# Data entries
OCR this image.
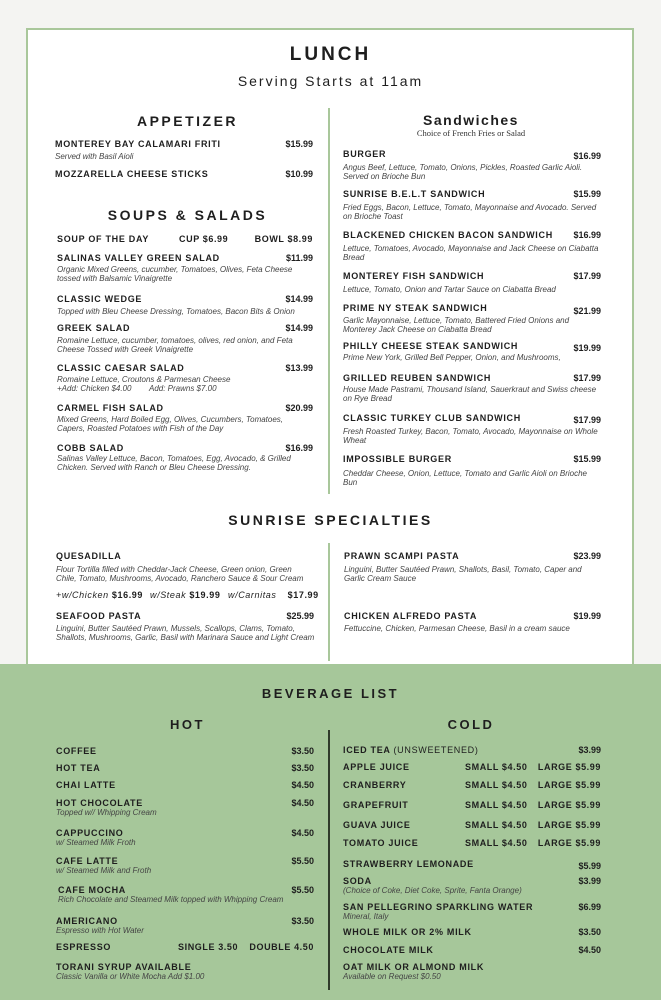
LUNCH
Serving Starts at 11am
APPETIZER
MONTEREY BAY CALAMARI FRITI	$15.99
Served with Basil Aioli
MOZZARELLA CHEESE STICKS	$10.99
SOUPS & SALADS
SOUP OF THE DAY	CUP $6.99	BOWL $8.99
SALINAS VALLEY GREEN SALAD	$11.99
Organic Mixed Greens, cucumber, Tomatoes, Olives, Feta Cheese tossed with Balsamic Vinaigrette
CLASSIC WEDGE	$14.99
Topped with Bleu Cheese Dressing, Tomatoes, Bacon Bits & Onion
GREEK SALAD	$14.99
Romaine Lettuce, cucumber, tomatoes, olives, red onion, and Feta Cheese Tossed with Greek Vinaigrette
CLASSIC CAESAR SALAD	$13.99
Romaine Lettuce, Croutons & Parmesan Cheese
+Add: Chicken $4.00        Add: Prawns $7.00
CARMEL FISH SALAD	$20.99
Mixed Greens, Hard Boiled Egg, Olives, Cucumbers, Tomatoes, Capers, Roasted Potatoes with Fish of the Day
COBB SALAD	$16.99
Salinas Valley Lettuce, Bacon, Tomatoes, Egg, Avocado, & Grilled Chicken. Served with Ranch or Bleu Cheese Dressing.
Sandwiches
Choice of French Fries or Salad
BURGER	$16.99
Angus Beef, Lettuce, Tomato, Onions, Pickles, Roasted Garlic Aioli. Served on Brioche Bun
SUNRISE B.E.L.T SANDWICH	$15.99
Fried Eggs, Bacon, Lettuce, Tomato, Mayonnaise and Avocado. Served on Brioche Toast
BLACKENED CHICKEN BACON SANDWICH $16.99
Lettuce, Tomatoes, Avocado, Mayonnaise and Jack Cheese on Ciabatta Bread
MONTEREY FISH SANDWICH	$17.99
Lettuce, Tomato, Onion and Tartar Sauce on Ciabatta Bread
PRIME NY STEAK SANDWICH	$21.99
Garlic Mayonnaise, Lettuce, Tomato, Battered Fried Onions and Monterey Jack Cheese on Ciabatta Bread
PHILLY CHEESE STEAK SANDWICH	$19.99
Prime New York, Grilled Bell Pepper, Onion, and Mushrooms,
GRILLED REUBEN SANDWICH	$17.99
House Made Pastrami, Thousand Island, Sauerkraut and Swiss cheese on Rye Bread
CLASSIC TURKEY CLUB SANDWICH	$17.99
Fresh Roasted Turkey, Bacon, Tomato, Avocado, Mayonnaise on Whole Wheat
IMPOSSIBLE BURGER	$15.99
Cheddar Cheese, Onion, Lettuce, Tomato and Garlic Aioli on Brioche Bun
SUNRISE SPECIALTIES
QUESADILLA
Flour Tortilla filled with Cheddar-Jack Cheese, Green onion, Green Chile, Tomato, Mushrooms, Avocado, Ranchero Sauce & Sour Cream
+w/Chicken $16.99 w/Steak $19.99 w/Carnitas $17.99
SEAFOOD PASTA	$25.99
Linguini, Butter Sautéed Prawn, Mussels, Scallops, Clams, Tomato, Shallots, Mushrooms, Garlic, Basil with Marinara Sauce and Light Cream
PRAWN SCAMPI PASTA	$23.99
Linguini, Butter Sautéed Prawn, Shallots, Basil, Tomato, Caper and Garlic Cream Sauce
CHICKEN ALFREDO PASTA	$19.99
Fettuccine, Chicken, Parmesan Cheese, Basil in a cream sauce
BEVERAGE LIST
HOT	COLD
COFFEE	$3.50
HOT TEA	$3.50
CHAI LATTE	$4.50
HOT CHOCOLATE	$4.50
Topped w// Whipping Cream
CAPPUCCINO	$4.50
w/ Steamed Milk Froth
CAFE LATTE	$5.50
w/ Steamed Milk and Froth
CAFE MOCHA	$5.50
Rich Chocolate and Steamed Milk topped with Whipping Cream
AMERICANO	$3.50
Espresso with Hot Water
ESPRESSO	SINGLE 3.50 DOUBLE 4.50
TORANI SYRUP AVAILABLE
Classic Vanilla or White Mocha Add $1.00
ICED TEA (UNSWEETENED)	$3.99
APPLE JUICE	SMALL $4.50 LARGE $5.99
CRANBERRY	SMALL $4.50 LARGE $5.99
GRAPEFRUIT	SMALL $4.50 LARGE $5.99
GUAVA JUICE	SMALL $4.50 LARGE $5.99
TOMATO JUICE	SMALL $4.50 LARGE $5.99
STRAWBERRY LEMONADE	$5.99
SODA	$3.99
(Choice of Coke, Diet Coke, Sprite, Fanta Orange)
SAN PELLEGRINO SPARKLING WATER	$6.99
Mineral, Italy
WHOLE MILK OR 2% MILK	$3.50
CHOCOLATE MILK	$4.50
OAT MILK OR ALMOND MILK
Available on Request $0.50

# TASK STATEMENT
Look through the data above. Each line containing the word "with" needs to be copied.

# OUTPUT
Served with Basil Aioli
Organic Mixed Greens, cucumber, Tomatoes, Olives, Feta Cheese tossed with Balsamic Vinaigrette
Topped with Bleu Cheese Dressing, Tomatoes, Bacon Bits & Onion
Romaine Lettuce, cucumber, tomatoes, olives, red onion, and Feta Cheese Tossed with Greek Vinaigrette
Mixed Greens, Hard Boiled Egg, Olives, Cucumbers, Tomatoes, Capers, Roasted Potatoes with Fish of the Day
Salinas Valley Lettuce, Bacon, Tomatoes, Egg, Avocado, & Grilled Chicken. Served with Ranch or Bleu Cheese Dressing.
Flour Tortilla filled with Cheddar-Jack Cheese, Green onion, Green Chile, Tomato, Mushrooms, Avocado, Ranchero Sauce & Sour Cream
Linguini, Butter Sautéed Prawn, Mussels, Scallops, Clams, Tomato, Shallots, Mushrooms, Garlic, Basil with Marinara Sauce and Light Cream
Rich Chocolate and Steamed Milk topped with Whipping Cream
Espresso with Hot Water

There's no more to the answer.